-- To do --
Identify the lines that include the word "structured", then copy all of them.

START Data excerpts

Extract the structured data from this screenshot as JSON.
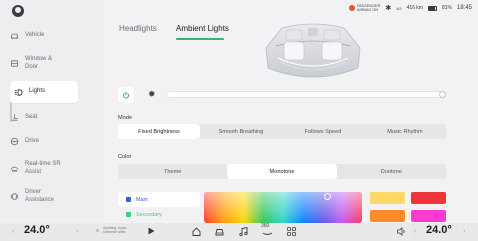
{
  "sidebar": {
    "items": [
      {
        "icon": "car-icon",
        "label": "Vehicle"
      },
      {
        "icon": "window-icon",
        "label": "Window &\nDoor"
      },
      {
        "icon": "lights-icon",
        "label": "Lights",
        "active": true
      },
      {
        "icon": "seat-icon",
        "label": "Seat"
      },
      {
        "icon": "steering-icon",
        "label": "Drive"
      },
      {
        "icon": "sr-icon",
        "label": "Real-time SR\nAssist"
      },
      {
        "icon": "driver-assist-icon",
        "label": "Driver\nAssistance"
      }
    ]
  },
  "status_bar": {
    "airbag_line1": "PASSENGER",
    "airbag_line2": "AIRBAG ON",
    "signal": "4G",
    "range": "416 km",
    "battery": "81%",
    "time": "18:45"
  },
  "tabs": [
    {
      "label": "Headlights",
      "active": false
    },
    {
      "label": "Ambient Lights",
      "active": true
    }
  ],
  "brightness": {
    "level": 1.0
  },
  "mode": {
    "label": "Mode",
    "options": [
      "Fixed Brightness",
      "Smooth Breathing",
      "Follows Speed",
      "Music Rhythm"
    ],
    "selected": "Fixed Brightness"
  },
  "color": {
    "label": "Color",
    "options": [
      "Theme",
      "Monotone",
      "Duotone"
    ],
    "selected": "Monotone",
    "list": [
      {
        "label": "Main",
        "color": "#2f62e6",
        "active": true
      },
      {
        "label": "Secondary",
        "color": "#3ccf7a",
        "active": false
      }
    ],
    "swatches": [
      "#ffd966",
      "#f0353a",
      "#ff8c2a",
      "#ff3ad0"
    ]
  },
  "dock": {
    "left_temp": "24.0°",
    "right_temp": "24.0°",
    "media_line1": "Anything, Anyw...",
    "media_line2": "Unknown artist",
    "center_label": "360"
  },
  "accent": "#3bb36c"
}
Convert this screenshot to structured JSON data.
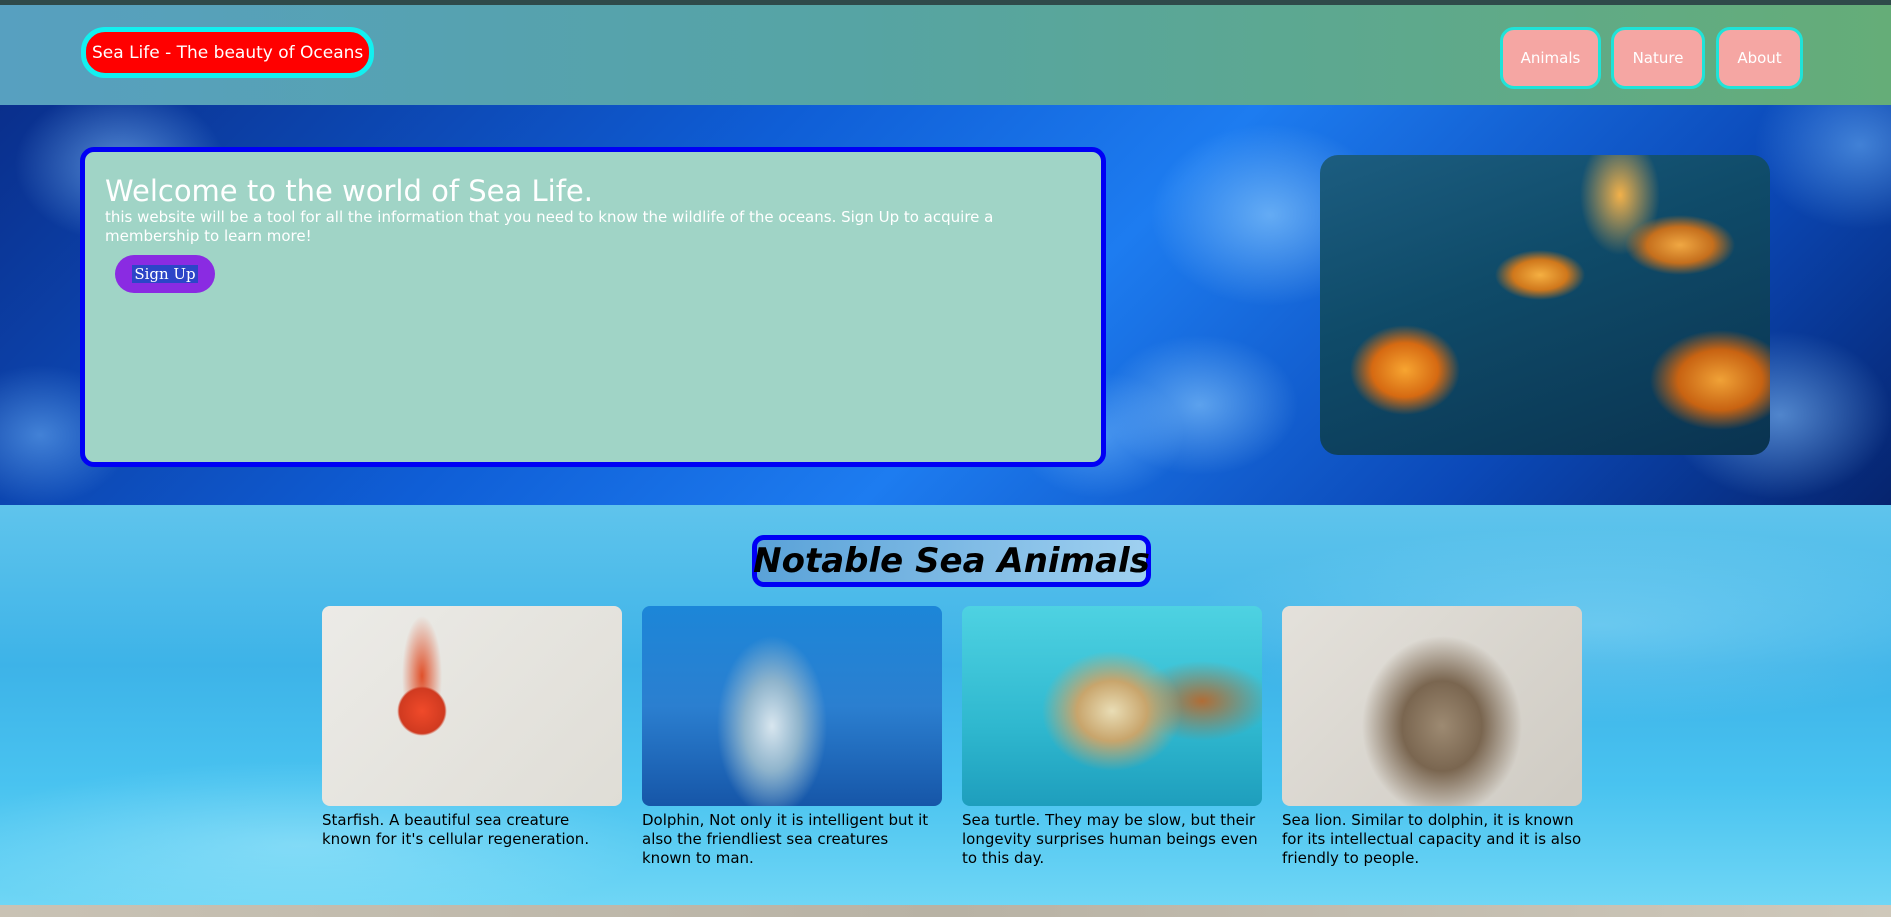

END Data excerpts

-- Written solution --
Extract the structured data from this screenshot as JSON.
Convert this screenshot to structured JSON data.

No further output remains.